## START
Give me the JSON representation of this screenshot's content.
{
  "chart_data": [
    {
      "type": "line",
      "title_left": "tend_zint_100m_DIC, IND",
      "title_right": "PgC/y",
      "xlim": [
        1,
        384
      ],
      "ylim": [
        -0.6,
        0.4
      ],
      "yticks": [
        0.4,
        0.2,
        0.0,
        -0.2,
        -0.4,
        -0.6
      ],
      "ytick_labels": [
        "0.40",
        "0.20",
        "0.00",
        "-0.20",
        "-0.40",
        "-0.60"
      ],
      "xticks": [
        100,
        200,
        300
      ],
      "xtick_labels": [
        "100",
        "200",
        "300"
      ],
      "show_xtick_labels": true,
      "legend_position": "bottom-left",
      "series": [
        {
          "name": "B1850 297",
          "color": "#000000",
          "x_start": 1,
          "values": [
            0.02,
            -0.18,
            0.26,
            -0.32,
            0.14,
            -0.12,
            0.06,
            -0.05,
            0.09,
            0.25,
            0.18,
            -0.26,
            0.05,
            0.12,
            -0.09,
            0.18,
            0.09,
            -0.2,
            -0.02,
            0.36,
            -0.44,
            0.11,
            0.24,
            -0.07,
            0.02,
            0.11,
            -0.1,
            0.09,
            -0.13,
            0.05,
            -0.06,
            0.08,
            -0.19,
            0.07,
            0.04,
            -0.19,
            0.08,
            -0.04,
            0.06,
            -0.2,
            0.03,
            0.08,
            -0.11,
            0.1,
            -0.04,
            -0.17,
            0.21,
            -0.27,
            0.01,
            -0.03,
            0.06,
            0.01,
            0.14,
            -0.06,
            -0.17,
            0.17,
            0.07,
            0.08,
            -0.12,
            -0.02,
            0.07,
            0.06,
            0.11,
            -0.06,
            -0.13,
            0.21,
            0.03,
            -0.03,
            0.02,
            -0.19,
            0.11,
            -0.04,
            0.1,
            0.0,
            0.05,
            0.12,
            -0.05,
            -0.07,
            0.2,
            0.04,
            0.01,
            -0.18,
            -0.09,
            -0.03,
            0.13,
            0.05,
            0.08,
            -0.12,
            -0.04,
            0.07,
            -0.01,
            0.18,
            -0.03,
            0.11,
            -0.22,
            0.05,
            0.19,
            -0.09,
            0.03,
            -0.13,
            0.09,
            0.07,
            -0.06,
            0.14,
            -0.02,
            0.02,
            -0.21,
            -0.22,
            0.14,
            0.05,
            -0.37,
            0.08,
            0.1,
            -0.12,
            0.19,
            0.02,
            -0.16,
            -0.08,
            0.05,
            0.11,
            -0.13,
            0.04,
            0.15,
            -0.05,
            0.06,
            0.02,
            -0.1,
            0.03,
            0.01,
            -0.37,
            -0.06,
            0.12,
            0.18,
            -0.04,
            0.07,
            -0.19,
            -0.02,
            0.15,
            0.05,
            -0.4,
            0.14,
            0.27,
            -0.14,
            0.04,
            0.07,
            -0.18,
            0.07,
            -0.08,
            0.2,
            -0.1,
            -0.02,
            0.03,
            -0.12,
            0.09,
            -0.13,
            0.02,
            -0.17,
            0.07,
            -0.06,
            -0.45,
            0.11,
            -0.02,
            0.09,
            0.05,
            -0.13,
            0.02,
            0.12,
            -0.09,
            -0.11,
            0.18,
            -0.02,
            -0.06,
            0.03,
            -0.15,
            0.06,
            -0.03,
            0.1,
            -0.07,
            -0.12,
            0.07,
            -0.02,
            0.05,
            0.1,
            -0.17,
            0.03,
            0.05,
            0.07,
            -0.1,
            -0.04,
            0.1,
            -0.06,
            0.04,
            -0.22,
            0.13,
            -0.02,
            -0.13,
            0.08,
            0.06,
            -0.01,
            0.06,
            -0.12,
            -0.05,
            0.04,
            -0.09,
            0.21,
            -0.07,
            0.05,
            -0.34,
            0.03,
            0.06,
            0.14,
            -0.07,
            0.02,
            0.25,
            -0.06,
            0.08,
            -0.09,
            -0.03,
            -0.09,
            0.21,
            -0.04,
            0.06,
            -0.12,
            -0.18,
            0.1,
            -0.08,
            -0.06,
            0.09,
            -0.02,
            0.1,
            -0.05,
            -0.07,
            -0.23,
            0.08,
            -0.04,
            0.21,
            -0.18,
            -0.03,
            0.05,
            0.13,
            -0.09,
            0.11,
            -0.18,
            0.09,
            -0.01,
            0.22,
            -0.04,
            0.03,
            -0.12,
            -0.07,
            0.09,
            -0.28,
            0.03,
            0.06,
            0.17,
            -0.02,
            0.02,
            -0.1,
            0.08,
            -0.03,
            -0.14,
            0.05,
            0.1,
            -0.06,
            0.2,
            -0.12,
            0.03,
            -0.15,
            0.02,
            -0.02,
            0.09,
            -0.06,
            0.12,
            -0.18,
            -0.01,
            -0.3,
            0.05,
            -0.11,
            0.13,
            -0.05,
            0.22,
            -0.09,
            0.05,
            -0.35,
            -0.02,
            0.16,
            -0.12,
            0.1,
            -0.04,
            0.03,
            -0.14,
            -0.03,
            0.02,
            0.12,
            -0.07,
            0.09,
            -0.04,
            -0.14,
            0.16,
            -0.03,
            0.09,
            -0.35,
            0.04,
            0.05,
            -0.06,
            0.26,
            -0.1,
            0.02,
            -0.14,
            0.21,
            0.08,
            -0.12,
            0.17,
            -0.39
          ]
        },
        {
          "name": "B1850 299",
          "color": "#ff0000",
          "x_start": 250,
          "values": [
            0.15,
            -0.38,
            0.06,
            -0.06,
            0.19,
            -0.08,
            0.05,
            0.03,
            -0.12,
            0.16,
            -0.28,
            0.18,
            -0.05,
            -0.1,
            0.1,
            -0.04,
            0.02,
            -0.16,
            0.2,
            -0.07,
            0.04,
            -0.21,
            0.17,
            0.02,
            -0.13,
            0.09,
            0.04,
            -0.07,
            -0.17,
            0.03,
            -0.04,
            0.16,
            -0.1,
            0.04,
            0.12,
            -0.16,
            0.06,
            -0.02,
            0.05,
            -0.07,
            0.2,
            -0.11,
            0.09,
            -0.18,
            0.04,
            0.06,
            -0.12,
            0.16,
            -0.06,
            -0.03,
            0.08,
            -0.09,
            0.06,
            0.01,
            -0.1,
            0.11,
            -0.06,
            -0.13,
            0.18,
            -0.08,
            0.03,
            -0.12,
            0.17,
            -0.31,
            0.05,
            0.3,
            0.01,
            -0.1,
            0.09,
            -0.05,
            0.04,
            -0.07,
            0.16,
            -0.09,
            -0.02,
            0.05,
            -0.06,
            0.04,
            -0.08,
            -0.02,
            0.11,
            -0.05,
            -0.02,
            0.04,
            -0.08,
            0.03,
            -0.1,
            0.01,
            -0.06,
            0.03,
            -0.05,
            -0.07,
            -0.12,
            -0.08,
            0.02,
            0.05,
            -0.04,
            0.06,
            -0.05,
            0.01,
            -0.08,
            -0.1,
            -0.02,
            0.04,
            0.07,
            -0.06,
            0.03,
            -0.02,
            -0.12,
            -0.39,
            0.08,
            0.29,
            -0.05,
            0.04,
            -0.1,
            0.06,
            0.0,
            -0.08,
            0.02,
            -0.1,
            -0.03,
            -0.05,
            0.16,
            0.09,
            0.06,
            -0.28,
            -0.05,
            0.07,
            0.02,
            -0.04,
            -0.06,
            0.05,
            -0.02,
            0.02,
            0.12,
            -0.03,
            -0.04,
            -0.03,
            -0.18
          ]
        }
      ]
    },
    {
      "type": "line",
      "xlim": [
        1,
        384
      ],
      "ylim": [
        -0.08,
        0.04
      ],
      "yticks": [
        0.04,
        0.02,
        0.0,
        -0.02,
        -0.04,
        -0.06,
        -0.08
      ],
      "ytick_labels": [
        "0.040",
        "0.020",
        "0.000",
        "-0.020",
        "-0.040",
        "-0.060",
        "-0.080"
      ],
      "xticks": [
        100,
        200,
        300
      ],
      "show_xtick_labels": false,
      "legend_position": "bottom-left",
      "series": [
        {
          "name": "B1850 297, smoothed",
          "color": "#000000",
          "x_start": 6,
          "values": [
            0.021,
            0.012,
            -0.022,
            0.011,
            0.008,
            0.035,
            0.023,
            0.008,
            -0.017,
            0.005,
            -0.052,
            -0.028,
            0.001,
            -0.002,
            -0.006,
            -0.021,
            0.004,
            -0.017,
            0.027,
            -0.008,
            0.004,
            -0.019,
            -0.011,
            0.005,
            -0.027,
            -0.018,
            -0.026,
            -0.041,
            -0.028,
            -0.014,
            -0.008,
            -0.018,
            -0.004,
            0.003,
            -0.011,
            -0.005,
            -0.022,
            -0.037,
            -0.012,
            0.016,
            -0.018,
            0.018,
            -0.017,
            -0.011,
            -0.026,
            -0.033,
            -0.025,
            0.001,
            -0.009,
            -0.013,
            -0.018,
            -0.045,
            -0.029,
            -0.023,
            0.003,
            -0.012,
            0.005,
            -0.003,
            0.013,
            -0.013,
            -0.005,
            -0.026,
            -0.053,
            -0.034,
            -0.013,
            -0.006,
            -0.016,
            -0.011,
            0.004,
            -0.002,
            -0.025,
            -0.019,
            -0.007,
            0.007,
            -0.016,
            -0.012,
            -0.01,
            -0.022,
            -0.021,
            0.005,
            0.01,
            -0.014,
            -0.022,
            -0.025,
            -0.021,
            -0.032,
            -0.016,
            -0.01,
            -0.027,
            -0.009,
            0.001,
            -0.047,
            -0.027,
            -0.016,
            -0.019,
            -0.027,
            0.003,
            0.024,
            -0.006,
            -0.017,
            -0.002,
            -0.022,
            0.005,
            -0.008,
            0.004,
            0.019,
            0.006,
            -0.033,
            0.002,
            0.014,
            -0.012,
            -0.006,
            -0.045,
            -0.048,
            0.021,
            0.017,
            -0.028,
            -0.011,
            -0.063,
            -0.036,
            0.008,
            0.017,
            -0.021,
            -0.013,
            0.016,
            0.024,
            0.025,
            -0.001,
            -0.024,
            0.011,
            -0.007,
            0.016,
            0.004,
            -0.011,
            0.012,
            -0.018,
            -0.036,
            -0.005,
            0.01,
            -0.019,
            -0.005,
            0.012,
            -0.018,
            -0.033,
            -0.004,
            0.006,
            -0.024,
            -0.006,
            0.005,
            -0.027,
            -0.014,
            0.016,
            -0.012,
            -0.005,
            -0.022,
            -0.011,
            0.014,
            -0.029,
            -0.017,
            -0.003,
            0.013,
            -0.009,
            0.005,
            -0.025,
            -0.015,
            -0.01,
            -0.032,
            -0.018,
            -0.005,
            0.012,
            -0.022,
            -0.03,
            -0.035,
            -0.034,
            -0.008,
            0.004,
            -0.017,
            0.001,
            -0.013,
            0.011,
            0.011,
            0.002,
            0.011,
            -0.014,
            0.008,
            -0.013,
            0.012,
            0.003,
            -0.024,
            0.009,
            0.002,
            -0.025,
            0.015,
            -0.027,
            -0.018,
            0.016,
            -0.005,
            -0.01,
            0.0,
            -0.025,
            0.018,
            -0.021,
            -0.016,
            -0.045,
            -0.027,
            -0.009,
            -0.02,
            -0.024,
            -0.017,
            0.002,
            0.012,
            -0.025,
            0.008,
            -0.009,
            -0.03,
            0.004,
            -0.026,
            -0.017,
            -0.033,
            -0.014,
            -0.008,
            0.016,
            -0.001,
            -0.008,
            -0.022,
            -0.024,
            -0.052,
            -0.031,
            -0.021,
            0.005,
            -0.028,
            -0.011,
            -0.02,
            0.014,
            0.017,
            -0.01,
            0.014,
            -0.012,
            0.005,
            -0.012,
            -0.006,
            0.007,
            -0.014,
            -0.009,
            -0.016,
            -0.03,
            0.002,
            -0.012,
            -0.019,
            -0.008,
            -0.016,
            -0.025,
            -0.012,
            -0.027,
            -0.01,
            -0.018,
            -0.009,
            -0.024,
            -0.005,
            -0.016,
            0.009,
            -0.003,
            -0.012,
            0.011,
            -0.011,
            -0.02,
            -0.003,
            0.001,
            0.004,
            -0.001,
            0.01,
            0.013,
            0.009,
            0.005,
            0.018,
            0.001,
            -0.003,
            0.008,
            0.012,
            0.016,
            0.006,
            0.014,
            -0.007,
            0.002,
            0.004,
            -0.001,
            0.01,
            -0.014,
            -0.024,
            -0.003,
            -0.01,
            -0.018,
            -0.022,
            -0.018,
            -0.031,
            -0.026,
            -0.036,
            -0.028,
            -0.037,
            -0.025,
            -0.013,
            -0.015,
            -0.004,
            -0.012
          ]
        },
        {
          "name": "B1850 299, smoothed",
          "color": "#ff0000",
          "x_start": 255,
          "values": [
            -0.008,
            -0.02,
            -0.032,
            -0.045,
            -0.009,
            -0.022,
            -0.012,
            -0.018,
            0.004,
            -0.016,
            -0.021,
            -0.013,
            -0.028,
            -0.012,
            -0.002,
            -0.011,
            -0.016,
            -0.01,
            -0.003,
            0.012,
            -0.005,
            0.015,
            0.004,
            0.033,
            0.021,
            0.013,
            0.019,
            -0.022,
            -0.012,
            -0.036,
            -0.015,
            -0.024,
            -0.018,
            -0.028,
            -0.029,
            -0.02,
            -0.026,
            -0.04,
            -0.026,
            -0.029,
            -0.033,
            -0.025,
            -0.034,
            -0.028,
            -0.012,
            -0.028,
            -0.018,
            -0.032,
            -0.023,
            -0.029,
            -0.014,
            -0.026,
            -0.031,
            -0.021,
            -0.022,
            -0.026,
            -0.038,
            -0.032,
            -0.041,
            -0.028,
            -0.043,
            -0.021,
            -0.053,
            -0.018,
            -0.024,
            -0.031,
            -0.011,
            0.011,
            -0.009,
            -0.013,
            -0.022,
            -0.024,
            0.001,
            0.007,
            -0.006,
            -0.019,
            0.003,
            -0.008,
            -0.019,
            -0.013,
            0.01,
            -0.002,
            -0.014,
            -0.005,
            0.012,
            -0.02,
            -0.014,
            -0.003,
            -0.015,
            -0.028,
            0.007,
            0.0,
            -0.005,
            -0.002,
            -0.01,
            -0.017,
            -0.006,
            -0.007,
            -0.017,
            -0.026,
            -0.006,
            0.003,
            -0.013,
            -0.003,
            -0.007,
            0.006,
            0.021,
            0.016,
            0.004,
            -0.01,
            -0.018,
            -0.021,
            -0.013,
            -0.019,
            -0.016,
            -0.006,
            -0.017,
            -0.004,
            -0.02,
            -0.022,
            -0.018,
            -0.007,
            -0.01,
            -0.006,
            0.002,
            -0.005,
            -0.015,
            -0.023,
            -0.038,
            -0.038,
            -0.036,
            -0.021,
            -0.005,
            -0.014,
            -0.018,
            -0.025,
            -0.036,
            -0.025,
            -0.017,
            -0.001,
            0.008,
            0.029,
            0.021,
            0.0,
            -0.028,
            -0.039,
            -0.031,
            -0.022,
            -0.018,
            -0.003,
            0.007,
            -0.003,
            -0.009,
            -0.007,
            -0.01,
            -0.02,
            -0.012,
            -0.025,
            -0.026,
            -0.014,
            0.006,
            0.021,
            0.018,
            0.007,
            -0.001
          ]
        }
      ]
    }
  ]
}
## END
## Task prompt
From the listing above, collect every line that mentions the word "name".

## Expected output
          "name": "B1850 297",
          "name": "B1850 299",
          "name": "B1850 297, smoothed",
          "name": "B1850 299, smoothed",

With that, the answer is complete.